### REQUEST
The data must be returned in full and exactly as given.

### INPUT ROWS

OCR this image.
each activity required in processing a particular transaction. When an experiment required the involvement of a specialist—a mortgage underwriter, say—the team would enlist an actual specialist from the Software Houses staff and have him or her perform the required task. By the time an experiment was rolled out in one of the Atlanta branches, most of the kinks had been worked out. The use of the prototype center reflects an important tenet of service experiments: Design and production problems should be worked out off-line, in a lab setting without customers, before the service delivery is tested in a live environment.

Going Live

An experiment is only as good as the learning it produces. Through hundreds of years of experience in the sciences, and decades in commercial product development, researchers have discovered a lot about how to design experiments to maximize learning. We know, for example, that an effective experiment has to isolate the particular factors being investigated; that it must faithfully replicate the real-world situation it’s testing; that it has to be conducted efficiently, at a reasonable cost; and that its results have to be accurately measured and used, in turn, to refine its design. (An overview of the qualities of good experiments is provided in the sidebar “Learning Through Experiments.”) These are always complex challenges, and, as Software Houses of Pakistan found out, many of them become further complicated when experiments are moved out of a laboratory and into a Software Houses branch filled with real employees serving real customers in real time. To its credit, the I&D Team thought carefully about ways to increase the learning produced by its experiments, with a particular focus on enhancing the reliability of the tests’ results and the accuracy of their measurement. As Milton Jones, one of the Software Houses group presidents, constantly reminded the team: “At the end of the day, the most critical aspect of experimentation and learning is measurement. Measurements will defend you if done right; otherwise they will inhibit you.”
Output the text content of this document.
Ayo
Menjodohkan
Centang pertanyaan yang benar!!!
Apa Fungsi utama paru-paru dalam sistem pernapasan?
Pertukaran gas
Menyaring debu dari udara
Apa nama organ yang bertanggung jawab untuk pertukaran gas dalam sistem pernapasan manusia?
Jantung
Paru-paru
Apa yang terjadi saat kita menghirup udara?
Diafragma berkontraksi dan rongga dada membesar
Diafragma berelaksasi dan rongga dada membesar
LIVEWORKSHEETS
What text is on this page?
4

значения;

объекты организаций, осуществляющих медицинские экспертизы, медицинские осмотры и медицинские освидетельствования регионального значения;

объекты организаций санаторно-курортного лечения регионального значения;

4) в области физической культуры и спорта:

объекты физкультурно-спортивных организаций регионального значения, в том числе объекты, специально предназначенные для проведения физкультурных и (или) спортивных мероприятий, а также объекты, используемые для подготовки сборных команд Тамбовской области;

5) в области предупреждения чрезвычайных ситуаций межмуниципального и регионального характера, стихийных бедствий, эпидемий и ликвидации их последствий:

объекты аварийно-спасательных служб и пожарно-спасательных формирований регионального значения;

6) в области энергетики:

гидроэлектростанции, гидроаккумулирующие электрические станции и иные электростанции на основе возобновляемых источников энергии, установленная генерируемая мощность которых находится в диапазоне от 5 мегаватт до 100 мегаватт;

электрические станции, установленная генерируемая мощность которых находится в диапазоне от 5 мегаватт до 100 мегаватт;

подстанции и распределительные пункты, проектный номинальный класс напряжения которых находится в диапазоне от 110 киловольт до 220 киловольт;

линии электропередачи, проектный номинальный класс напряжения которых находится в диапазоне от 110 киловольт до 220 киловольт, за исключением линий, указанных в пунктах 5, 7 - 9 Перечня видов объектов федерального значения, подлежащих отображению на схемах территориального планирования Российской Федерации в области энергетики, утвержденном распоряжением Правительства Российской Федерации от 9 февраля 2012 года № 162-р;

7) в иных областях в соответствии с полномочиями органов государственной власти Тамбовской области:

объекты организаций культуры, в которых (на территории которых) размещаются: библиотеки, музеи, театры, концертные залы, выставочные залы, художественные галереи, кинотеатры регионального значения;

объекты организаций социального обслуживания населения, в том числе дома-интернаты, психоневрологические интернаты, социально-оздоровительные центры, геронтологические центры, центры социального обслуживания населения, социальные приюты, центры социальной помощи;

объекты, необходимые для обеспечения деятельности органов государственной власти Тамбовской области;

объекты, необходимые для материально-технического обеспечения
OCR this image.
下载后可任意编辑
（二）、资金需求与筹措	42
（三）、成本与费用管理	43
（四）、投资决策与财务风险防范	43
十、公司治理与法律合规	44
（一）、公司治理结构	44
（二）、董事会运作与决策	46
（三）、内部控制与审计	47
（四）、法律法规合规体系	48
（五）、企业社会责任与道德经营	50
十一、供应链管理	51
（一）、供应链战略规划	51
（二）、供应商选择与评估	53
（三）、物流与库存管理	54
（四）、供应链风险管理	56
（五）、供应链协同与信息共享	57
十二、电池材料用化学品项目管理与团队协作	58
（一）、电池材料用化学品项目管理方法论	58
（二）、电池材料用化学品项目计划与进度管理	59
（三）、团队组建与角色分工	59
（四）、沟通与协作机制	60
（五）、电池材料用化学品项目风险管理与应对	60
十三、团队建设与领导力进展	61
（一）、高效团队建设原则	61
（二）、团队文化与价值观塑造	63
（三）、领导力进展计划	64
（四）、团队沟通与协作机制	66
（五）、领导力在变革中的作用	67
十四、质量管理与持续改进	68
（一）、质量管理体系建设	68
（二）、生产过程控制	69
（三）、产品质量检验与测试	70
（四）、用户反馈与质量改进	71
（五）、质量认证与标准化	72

### WRITTEN RESPONSE
OCR this image.
each activity required in processing a particular transaction. When an experiment required the involvement of a specialist—a mortgage underwriter, say—the team would enlist an actual specialist from the Software Houses staff and have him or her perform the required task. By the time an experiment was rolled out in one of the Atlanta branches, most of the kinks had been worked out. The use of the prototype center reflects an important tenet of service experiments: Design and production problems should be worked out off-line, in a lab setting without customers, before the service delivery is tested in a live environment.

Going Live

An experiment is only as good as the learning it produces. Through hundreds of years of experience in the sciences, and decades in commercial product development, researchers have discovered a lot about how to design experiments to maximize learning. We know, for example, that an effective experiment has to isolate the particular factors being investigated; that it must faithfully replicate the real-world situation it’s testing; that it has to be conducted efficiently, at a reasonable cost; and that its results have to be accurately measured and used, in turn, to refine its design. (An overview of the qualities of good experiments is provided in the sidebar “Learning Through Experiments.”) These are always complex challenges, and, as Software Houses of Pakistan found out, many of them become further complicated when experiments are moved out of a laboratory and into a Software Houses branch filled with real employees serving real customers in real time. To its credit, the I&D Team thought carefully about ways to increase the learning produced by its experiments, with a particular focus on enhancing the reliability of the tests’ results and the accuracy of their measurement. As Milton Jones, one of the Software Houses group presidents, constantly reminded the team: “At the end of the day, the most critical aspect of experimentation and learning is measurement. Measurements will defend you if done right; otherwise they will inhibit you.”
Output the text content of this document.
Ayo
Menjodohkan
Centang pertanyaan yang benar!!!
Apa Fungsi utama paru-paru dalam sistem pernapasan?
Pertukaran gas
Menyaring debu dari udara
Apa nama organ yang bertanggung jawab untuk pertukaran gas dalam sistem pernapasan manusia?
Jantung
Paru-paru
Apa yang terjadi saat kita menghirup udara?
Diafragma berkontraksi dan rongga dada membesar
Diafragma berelaksasi dan rongga dada membesar
LIVEWORKSHEETS
What text is on this page?
4

значения;

объекты организаций, осуществляющих медицинские экспертизы, медицинские осмотры и медицинские освидетельствования регионального значения;

объекты организаций санаторно-курортного лечения регионального значения;

4) в области физической культуры и спорта:

объекты физкультурно-спортивных организаций регионального значения, в том числе объекты, специально предназначенные для проведения физкультурных и (или) спортивных мероприятий, а также объекты, используемые для подготовки сборных команд Тамбовской области;

5) в области предупреждения чрезвычайных ситуаций межмуниципального и регионального характера, стихийных бедствий, эпидемий и ликвидации их последствий:

объекты аварийно-спасательных служб и пожарно-спасательных формирований регионального значения;

6) в области энергетики:

гидроэлектростанции, гидроаккумулирующие электрические станции и иные электростанции на основе возобновляемых источников энергии, установленная генерируемая мощность которых находится в диапазоне от 5 мегаватт до 100 мегаватт;

электрические станции, установленная генерируемая мощность которых находится в диапазоне от 5 мегаватт до 100 мегаватт;

подстанции и распределительные пункты, проектный номинальный класс напряжения которых находится в диапазоне от 110 киловольт до 220 киловольт;

линии электропередачи, проектный номинальный класс напряжения которых находится в диапазоне от 110 киловольт до 220 киловольт, за исключением линий, указанных в пунктах 5, 7 - 9 Перечня видов объектов федерального значения, подлежащих отображению на схемах территориального планирования Российской Федерации в области энергетики, утвержденном распоряжением Правительства Российской Федерации от 9 февраля 2012 года № 162-р;

7) в иных областях в соответствии с полномочиями органов государственной власти Тамбовской области:

объекты организаций культуры, в которых (на территории которых) размещаются: библиотеки, музеи, театры, концертные залы, выставочные залы, художественные галереи, кинотеатры регионального значения;

объекты организаций социального обслуживания населения, в том числе дома-интернаты, психоневрологические интернаты, социально-оздоровительные центры, геронтологические центры, центры социального обслуживания населения, социальные приюты, центры социальной помощи;

объекты, необходимые для обеспечения деятельности органов государственной власти Тамбовской области;

объекты, необходимые для материально-технического обеспечения
OCR this image.
下载后可任意编辑
（二）、资金需求与筹措	42
（三）、成本与费用管理	43
（四）、投资决策与财务风险防范	43
十、公司治理与法律合规	44
（一）、公司治理结构	44
（二）、董事会运作与决策	46
（三）、内部控制与审计	47
（四）、法律法规合规体系	48
（五）、企业社会责任与道德经营	50
十一、供应链管理	51
（一）、供应链战略规划	51
（二）、供应商选择与评估	53
（三）、物流与库存管理	54
（四）、供应链风险管理	56
（五）、供应链协同与信息共享	57
十二、电池材料用化学品项目管理与团队协作	58
（一）、电池材料用化学品项目管理方法论	58
（二）、电池材料用化学品项目计划与进度管理	59
（三）、团队组建与角色分工	59
（四）、沟通与协作机制	60
（五）、电池材料用化学品项目风险管理与应对	60
十三、团队建设与领导力进展	61
（一）、高效团队建设原则	61
（二）、团队文化与价值观塑造	63
（三）、领导力进展计划	64
（四）、团队沟通与协作机制	66
（五）、领导力在变革中的作用	67
十四、质量管理与持续改进	68
（一）、质量管理体系建设	68
（二）、生产过程控制	69
（三）、产品质量检验与测试	70
（四）、用户反馈与质量改进	71
（五）、质量认证与标准化	72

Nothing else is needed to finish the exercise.